##### Wybrany fragment #####

Każdy ma swoje zdanie, ale przepis na idealne ADV jest dość prosty. Na tyle prosty, że co jakiś czas ktoś próbuje taki motocykl sprzedawać. Kłopot w tym, że nikt takich motocykli nie chce kupować.
ADV idealne
Prosty i niezawodny silnik niewymagający skomplikowanego i częstego serwisu. Oczywiście montowany w wielu popularnych modelach, aby nawet na końcu świata nie było problemu z częściami zamiennymi. Świetne zawieszenie o dużym skoku, aby nie było problemu na bezdrożach i wertepach. Duży zbiornik paliwa, aby w drodze nad Bajkał nie trzeba było tankować zbyt często. Do kompletu owiewki dające niezłą ochronę przed wiatrem. No i niska waga. Tak aby podniesienie motocykla w trasie nie było wielkim wyzwaniem. Kilkadziesiąt lat temu wylądowaliśmy na księżycu. Zbudowanie motocykla spełniającego te warunki nie powinno być żadnym problemem. Zatem dlaczego nikt go nie buduje?
Suzuki V-Strom 800 DE – uniwersalny offroadowy turysta [test, recenzja, dane techniczne, opinia]
Magia liczb
Motocykliści uwielbiają liczby. Niemal każda dyskusja zaczyna się od porównania danych technicznych. Potrafimy kłócić się o to czy dodatkowe 2 cm skoku zawieszenia jest istotne. Motocykl o wadze 190 kg będzie przecież bez porównania lżejszy niż ten ważący 200 kg. Jesteśmy skłonni uwierzyć, że różnica w wadze sięgająca 10% to absolutny game changer. Chętnie korzystają z tego producenci. Dział marketingu dwoi się i troi aby przekonać nas, że to właśnie ich motocykl jest najlepszym co może nas spotkać w życiu. A my, motocykliści, chętnie dajemy się im przekonać.

##### Dostarczone materiały #####

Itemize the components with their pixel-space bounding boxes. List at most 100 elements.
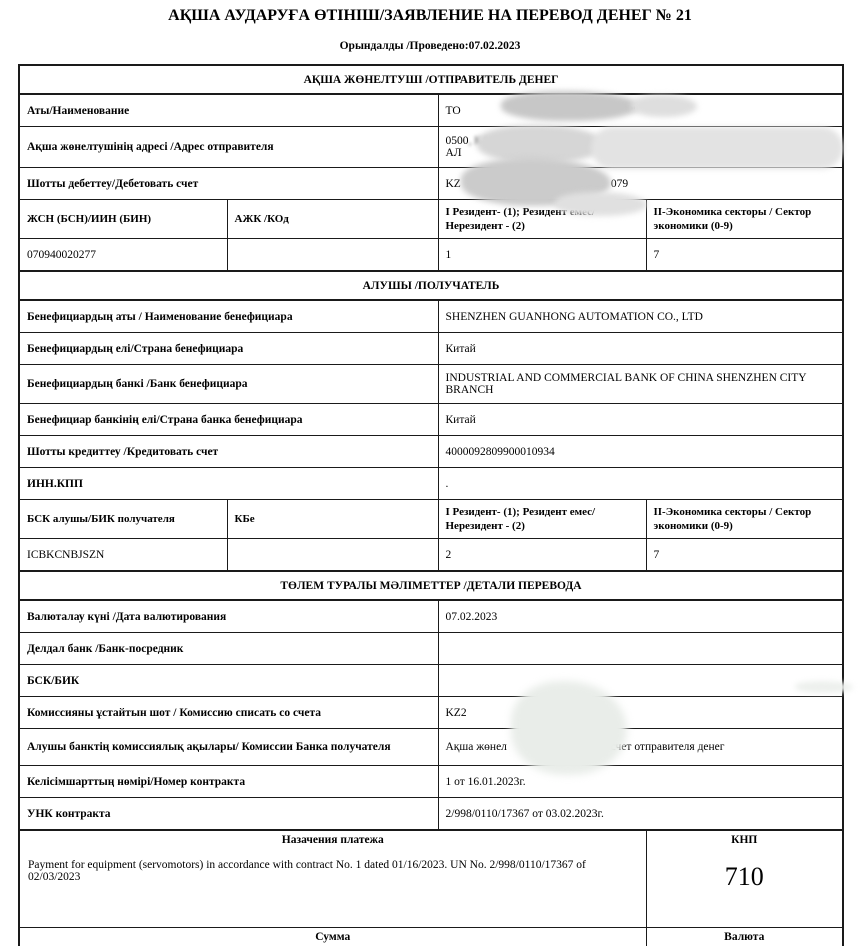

#####

Kontynuuj fragment o idealnym motocyklu ADV, zaczynając zaraz po jego ostatnim zdaniu. Zestawienie pochodzi z innego źródła niż fragment o motocyklach.

• **Rozwiązanie zadania**
Twoja własna wizja
Żyjemy w czasach, gdy zbudowanie motocykla idealnego nie jest problemem. Uważasz, że idealny motocykl ADV powinien mieć mocnego singla? Żaden problem. Na rynku jest spory wybór takich motocykli. Nie odpowiada Ci zawieszenie? Żadne problem, są specjaliści, którzy bez problemu zaadaptują niemal dowolne zawieszenie do niemal dowolnej ramy. Zbyt mały zasięg? Wybór akcesoryjnych zbiorników paliwa o dużej pojemności jest naprawdę duży. Dlaczego zatem tak mało osób decyduje się na zbudowanie swojego wymarzonego motocykla? Gdzie te wszystkie repliki dakarówek?
Witamy w Europie
Zawsze ciekawił mnie fenomen kompletnie innego podejścia do budowania motocykli ADV w Europie i w USA. Tam królują mocno zmotane DRZ400. Jest całkiem sporo maszyn takich jak KLR650. DR650 ciągle jest uważana za świetny wybór. U nas to stare kapcie, których nikt nie chce dotykać. Męczące na trasie. Zbyt wolne autostradę. Europa stoi asfaltem. Mieszkasz w Niemczech? Niemiecki TET ma raptem 1200 km i sprowadza się do jednej nitki na północy kraju. Nawet przy dużej dozie samozaparcia ciężko nazwać to trudnym terenem. W Szwajcarii nie ma nawet 600 km. Belgia ma 450 km. Jaki sens ma tam motocykl pokroju PR7? W Polsce mamy cieplarniane warunki. Jest, gdzie jeździć. Mimo to może się okazać, że aby dotrzeć do w upragniony teren najpierw musicie przejechać pół kraju po czarnym. W tych warunkach kompromis wydaje się najsensowniejszym i najbardziej uniwersalnym wyborem.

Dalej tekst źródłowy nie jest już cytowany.